Data entries:
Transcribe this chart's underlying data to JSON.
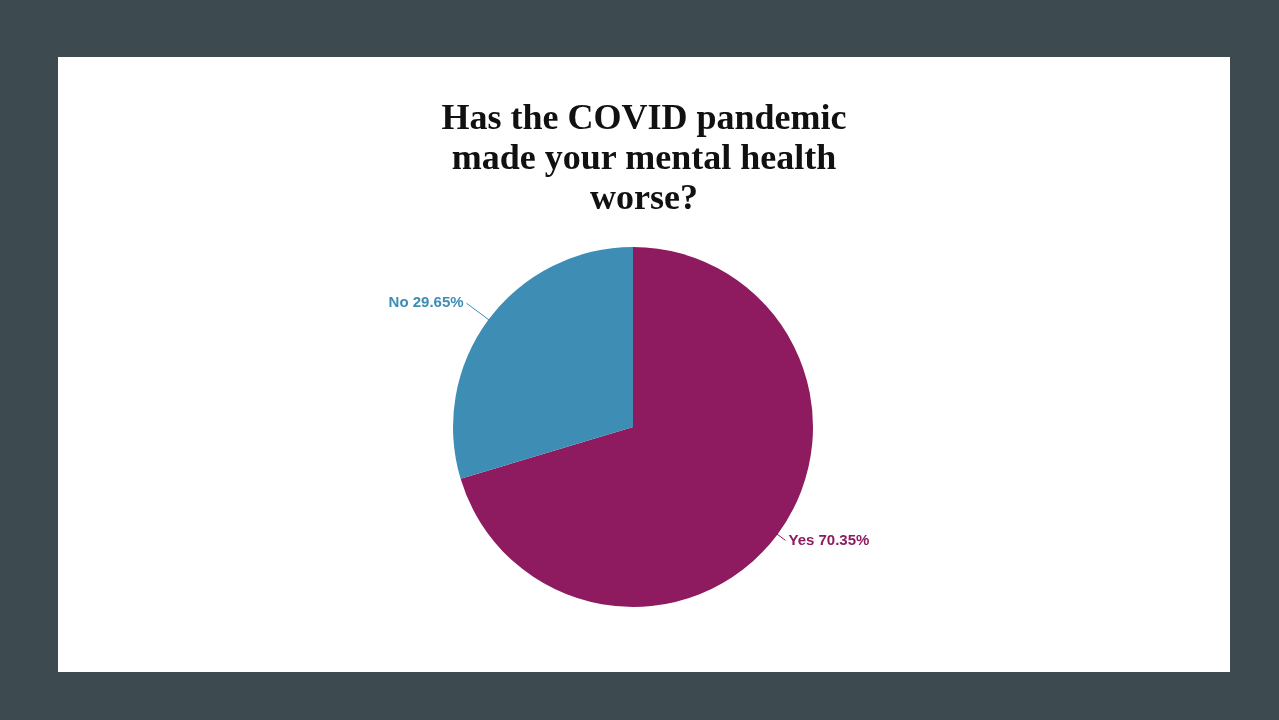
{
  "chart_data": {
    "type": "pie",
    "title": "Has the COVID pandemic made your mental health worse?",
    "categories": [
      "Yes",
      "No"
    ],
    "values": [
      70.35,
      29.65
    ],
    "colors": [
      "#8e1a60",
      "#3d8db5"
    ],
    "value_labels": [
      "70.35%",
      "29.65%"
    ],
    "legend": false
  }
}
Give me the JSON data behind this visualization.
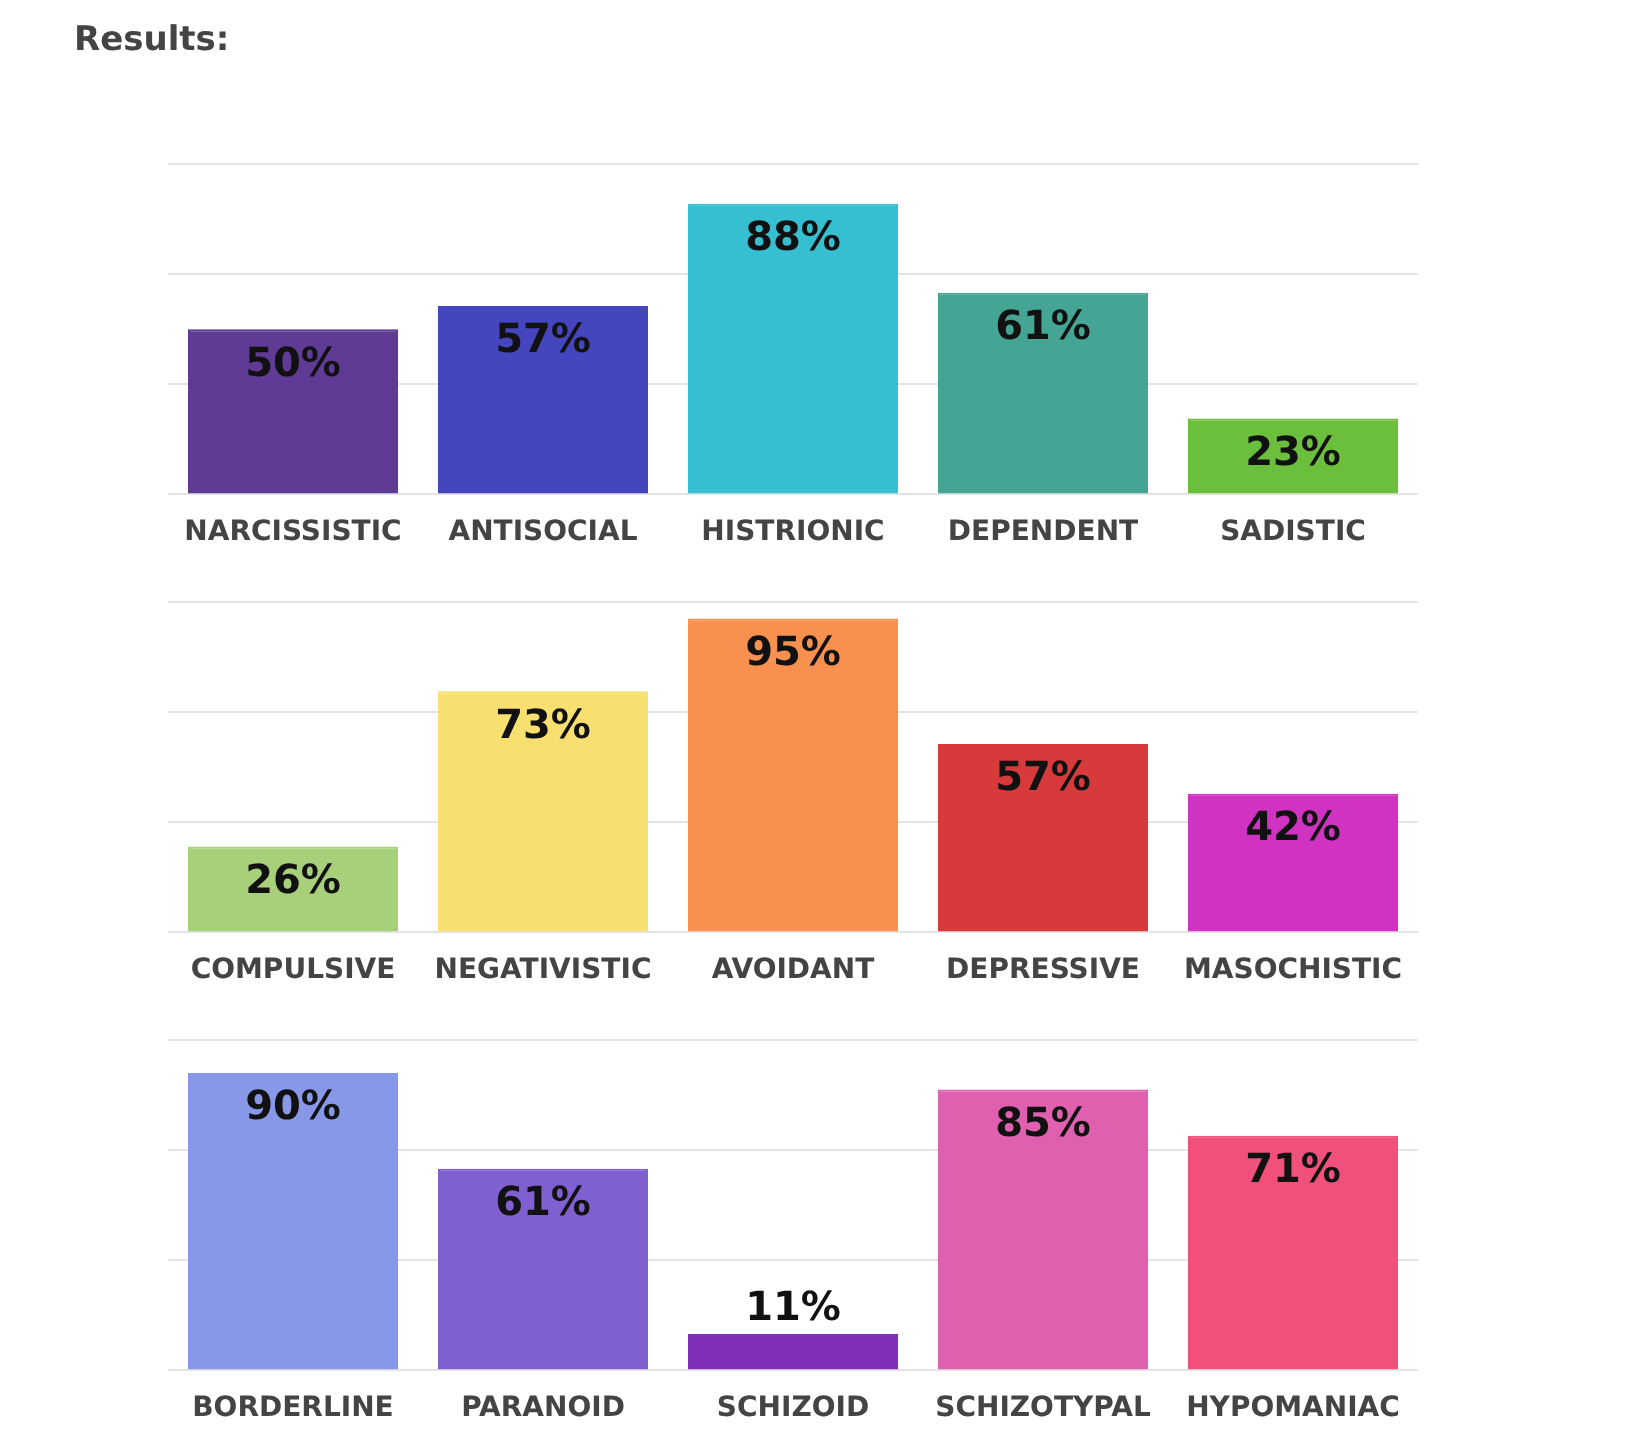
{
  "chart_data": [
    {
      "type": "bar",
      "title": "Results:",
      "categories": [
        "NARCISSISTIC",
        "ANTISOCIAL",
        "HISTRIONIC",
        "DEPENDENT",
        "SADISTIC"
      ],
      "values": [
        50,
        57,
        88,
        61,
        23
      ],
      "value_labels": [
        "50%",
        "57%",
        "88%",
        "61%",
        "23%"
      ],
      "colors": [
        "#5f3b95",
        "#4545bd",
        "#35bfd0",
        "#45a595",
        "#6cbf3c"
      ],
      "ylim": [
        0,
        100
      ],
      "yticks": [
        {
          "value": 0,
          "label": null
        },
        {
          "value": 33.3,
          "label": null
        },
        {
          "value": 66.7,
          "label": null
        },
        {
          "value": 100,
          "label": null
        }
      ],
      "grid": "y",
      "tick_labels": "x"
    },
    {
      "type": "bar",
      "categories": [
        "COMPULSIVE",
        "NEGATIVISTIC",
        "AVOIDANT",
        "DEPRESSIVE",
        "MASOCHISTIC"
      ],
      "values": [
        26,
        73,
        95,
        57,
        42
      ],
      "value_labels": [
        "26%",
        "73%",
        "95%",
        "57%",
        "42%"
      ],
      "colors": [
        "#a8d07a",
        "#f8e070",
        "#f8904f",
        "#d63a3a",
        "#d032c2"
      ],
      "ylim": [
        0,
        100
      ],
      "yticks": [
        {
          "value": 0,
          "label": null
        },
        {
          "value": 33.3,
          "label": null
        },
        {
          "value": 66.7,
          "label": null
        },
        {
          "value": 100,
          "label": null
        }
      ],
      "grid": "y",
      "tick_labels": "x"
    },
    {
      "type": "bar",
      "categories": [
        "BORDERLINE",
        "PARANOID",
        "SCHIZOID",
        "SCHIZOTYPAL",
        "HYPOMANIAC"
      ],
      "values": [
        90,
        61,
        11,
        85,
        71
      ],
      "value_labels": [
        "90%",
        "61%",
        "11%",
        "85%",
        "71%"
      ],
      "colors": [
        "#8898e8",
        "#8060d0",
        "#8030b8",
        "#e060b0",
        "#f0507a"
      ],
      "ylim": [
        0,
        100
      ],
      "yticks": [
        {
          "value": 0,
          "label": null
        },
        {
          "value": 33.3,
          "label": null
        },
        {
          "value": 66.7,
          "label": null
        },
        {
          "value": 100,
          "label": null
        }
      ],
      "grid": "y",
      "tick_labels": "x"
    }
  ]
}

---

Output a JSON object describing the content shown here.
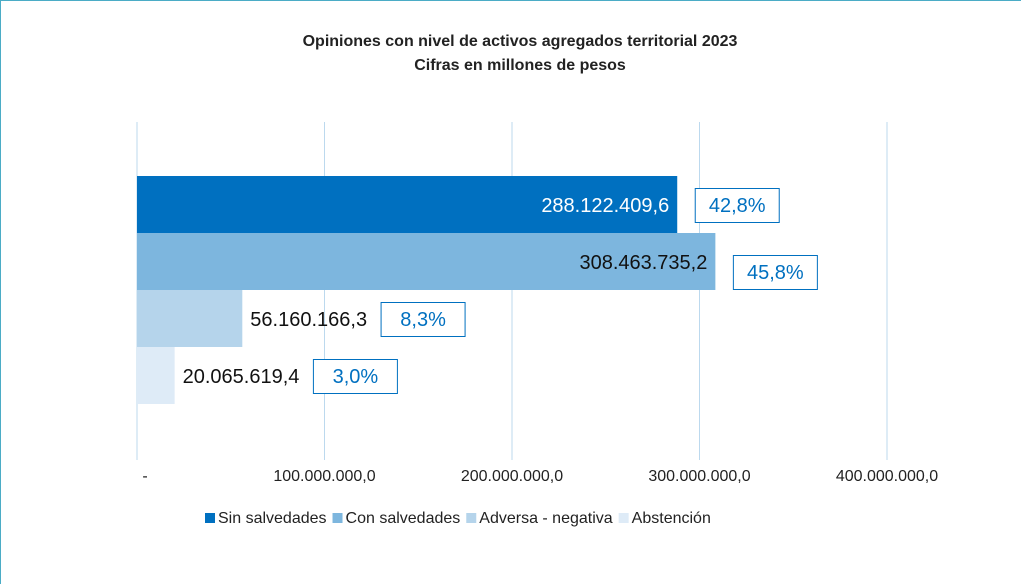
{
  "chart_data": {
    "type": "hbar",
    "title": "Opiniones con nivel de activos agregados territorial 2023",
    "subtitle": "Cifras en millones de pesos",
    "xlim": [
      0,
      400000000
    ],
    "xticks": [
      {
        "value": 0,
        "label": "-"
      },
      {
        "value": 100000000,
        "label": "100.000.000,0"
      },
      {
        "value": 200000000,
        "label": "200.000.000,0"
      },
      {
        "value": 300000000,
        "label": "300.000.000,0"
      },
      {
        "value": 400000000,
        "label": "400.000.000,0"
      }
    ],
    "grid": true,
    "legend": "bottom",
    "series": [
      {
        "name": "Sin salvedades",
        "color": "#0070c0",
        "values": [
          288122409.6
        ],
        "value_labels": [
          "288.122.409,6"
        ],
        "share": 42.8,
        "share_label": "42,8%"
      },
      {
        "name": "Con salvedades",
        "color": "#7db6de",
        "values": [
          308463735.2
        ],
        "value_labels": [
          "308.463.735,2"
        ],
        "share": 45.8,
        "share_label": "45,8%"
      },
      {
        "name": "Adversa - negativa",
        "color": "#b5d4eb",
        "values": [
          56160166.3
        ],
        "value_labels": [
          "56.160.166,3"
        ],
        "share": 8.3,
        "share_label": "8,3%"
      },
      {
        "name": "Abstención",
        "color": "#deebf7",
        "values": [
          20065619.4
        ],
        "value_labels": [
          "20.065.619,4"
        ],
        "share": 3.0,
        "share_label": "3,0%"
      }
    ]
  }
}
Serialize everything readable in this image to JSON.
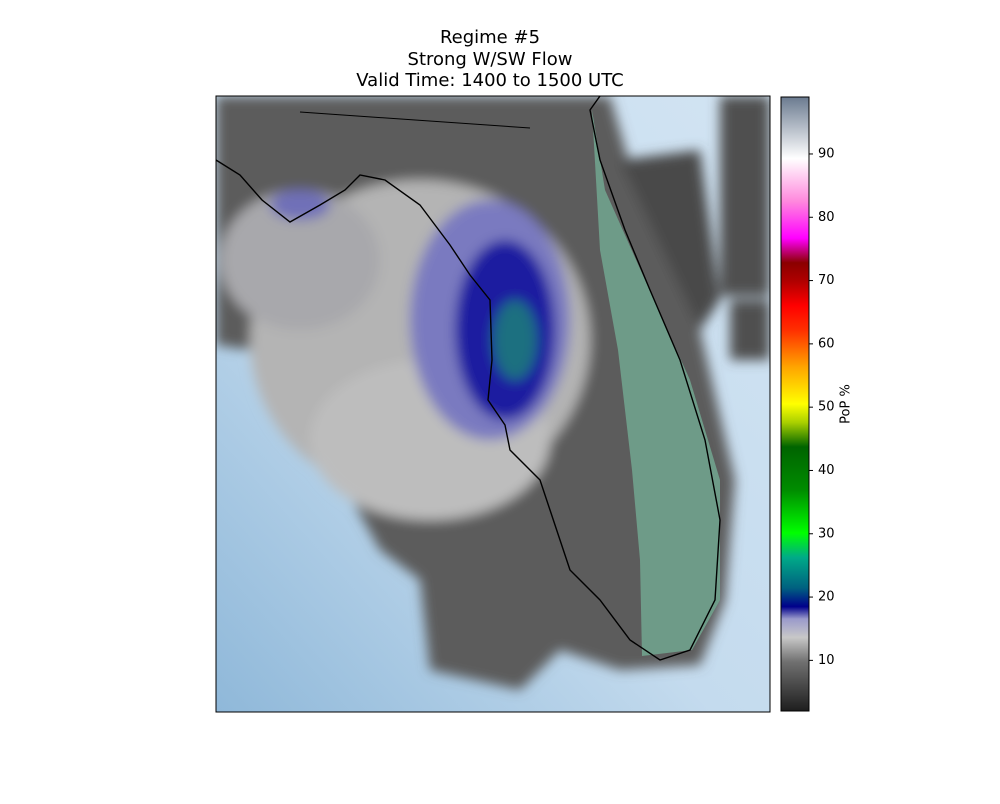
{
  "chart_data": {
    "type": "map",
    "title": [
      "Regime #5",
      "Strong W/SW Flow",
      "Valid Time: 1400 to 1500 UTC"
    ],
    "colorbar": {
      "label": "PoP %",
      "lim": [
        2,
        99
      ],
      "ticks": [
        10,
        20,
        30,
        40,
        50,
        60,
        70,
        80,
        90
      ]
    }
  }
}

Short problem: Say how many lines in the records hold the string "this", and say nothing else.

Written solution: 3